- _Objective_: Look for the word "Project" in the entries below, then copy every line that has it.

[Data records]
· · · · · · ·

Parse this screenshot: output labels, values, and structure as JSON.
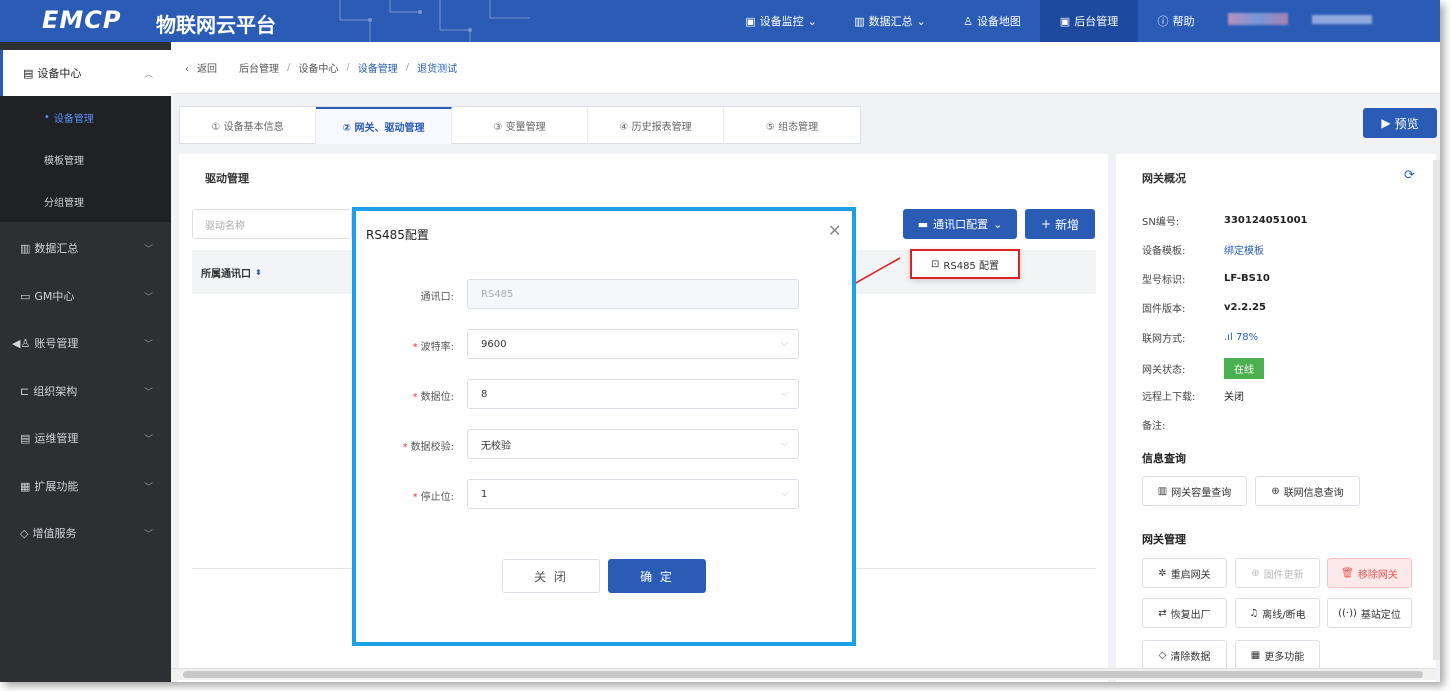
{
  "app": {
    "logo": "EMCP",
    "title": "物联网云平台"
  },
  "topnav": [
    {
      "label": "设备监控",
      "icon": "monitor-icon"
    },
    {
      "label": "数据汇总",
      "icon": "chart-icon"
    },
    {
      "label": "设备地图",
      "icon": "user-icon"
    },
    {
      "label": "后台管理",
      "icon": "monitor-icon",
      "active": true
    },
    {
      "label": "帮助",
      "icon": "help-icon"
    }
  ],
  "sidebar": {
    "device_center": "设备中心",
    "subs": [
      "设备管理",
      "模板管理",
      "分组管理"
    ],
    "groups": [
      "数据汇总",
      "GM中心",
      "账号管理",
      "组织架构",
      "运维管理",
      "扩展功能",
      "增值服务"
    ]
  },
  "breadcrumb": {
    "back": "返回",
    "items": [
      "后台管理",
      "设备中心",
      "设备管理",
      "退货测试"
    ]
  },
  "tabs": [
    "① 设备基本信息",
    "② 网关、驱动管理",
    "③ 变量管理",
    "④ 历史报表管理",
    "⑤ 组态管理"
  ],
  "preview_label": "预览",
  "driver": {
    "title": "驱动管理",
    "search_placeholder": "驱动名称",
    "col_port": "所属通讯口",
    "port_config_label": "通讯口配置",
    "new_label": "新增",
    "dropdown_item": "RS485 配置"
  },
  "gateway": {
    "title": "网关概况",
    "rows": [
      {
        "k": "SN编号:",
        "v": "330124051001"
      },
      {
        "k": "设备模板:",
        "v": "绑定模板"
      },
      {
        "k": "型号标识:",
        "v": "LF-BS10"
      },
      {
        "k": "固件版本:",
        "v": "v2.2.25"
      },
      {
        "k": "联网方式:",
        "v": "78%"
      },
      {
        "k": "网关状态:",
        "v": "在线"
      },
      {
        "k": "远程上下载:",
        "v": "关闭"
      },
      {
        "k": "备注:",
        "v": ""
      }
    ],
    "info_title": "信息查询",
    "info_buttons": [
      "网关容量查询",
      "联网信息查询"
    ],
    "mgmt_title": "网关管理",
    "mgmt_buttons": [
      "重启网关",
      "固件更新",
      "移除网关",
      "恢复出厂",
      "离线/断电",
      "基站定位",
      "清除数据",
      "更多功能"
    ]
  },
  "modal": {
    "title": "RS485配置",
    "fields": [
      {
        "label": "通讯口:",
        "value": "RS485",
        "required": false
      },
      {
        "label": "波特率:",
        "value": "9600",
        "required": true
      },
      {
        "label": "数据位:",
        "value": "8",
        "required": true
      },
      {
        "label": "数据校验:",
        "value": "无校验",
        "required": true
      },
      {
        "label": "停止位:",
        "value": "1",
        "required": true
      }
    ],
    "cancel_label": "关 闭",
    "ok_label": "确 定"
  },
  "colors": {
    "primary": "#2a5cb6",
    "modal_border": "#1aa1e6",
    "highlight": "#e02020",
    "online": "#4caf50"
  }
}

· · · · · · ·

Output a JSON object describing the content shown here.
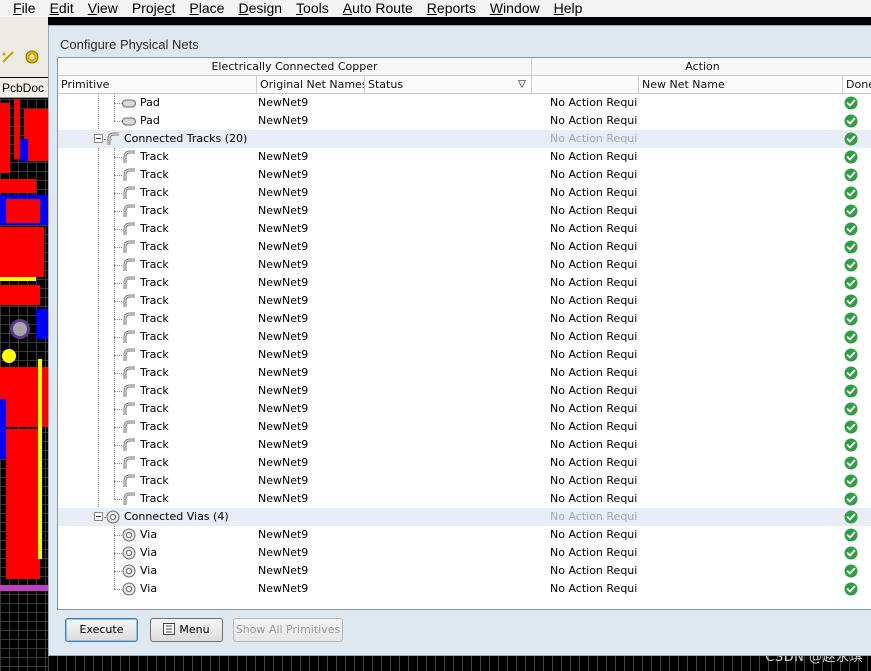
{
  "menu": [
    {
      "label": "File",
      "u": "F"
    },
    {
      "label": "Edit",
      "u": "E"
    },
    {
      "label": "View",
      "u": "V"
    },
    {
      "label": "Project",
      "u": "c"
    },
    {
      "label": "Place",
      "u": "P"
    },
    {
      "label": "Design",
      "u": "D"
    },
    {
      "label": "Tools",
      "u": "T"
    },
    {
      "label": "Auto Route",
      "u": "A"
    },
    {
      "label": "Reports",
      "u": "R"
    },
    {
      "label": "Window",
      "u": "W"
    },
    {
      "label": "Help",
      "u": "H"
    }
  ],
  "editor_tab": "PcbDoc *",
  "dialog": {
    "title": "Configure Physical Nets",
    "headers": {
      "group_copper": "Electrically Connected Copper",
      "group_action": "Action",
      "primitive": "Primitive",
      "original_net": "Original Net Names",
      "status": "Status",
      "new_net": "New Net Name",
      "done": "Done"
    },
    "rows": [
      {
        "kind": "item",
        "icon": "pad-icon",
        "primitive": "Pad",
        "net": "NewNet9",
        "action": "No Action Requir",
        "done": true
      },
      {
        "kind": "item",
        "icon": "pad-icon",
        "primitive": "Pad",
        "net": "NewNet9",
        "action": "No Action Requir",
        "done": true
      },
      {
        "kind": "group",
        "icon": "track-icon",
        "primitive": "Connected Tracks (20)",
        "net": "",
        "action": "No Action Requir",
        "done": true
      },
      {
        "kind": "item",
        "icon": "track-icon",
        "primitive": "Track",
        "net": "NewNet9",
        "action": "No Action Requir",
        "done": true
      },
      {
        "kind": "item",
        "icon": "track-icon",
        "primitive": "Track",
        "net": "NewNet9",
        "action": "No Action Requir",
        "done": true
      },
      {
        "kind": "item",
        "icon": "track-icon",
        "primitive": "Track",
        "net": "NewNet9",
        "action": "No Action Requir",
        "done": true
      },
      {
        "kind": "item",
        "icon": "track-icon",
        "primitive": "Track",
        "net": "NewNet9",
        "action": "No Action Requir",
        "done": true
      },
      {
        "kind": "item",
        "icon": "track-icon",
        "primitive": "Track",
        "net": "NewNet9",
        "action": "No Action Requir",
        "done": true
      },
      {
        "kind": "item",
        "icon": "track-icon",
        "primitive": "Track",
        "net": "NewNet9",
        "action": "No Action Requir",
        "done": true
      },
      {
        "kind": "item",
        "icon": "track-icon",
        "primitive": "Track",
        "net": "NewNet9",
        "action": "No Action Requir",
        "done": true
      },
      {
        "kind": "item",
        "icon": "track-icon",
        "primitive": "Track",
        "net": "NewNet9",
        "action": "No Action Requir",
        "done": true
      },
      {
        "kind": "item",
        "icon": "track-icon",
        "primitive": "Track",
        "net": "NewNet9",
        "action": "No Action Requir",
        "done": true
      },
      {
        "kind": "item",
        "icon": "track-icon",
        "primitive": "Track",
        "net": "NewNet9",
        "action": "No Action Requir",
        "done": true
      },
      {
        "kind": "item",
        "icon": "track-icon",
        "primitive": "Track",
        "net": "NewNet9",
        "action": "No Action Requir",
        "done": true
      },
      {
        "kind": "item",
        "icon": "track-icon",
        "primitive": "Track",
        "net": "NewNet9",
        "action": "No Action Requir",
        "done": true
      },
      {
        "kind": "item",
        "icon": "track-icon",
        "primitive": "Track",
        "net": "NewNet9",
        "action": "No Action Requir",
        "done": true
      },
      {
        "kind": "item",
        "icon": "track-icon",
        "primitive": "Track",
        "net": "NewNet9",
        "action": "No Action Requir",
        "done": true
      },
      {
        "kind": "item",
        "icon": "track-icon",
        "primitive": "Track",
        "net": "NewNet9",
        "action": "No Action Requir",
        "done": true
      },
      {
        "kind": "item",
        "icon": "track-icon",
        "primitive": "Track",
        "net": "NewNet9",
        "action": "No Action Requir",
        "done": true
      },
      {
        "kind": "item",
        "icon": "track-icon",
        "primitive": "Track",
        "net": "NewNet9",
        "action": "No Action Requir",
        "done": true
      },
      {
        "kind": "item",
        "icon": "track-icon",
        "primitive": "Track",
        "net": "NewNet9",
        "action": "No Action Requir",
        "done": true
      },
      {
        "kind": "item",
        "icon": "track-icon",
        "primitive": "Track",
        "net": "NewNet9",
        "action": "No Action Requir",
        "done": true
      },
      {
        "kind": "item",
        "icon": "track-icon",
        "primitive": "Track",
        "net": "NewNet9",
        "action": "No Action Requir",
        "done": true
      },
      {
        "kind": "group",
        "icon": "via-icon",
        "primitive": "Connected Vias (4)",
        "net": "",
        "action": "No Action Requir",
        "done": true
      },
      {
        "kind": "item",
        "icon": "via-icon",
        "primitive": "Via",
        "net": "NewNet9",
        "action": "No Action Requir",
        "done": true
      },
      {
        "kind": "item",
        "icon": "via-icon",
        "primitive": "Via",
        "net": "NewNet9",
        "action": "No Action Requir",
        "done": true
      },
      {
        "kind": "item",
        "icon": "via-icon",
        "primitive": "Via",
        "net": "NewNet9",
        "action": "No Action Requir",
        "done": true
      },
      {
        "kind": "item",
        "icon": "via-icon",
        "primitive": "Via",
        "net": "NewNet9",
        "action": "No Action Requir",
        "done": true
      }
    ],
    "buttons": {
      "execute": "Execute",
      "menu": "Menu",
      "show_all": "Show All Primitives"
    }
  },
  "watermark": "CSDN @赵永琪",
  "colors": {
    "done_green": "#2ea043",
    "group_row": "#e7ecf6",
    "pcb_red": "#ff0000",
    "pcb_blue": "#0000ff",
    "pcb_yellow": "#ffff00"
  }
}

· · · · · · ·

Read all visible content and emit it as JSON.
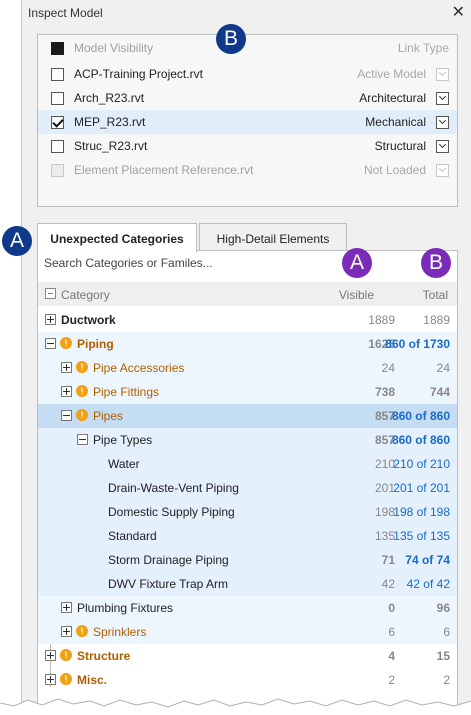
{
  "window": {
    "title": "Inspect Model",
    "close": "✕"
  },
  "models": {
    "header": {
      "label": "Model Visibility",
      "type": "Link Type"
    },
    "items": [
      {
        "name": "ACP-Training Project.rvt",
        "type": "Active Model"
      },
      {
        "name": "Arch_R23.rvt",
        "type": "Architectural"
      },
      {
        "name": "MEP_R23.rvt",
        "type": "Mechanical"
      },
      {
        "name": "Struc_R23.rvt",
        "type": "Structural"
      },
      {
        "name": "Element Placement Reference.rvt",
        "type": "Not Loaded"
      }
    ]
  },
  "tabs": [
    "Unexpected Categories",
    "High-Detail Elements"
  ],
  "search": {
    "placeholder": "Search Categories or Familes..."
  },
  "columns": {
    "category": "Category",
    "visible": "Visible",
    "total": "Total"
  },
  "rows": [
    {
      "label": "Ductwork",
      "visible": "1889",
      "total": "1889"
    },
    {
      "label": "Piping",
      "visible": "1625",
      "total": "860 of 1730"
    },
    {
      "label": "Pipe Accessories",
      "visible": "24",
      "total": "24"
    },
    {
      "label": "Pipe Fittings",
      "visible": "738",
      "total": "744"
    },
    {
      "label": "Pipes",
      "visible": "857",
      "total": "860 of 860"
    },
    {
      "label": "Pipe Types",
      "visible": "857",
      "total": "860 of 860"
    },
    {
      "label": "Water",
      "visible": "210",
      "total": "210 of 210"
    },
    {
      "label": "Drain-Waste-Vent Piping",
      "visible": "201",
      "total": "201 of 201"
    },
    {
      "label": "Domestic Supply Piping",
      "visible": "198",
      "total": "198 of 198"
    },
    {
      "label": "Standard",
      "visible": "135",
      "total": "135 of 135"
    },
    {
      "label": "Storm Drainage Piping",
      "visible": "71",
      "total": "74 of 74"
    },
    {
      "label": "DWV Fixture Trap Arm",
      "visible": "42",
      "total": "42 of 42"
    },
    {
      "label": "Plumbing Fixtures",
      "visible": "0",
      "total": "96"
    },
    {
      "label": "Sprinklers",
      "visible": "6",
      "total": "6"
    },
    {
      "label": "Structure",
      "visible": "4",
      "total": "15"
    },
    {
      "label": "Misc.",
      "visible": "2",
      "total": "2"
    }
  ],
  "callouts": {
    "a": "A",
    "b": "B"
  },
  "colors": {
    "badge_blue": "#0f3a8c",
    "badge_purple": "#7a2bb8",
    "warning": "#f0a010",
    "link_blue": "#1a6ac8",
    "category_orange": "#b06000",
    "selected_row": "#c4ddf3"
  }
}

· · · · · · ·

- _Exercise response_:
      "label": "Project",
        "name": "ACP-Training Project.rvt",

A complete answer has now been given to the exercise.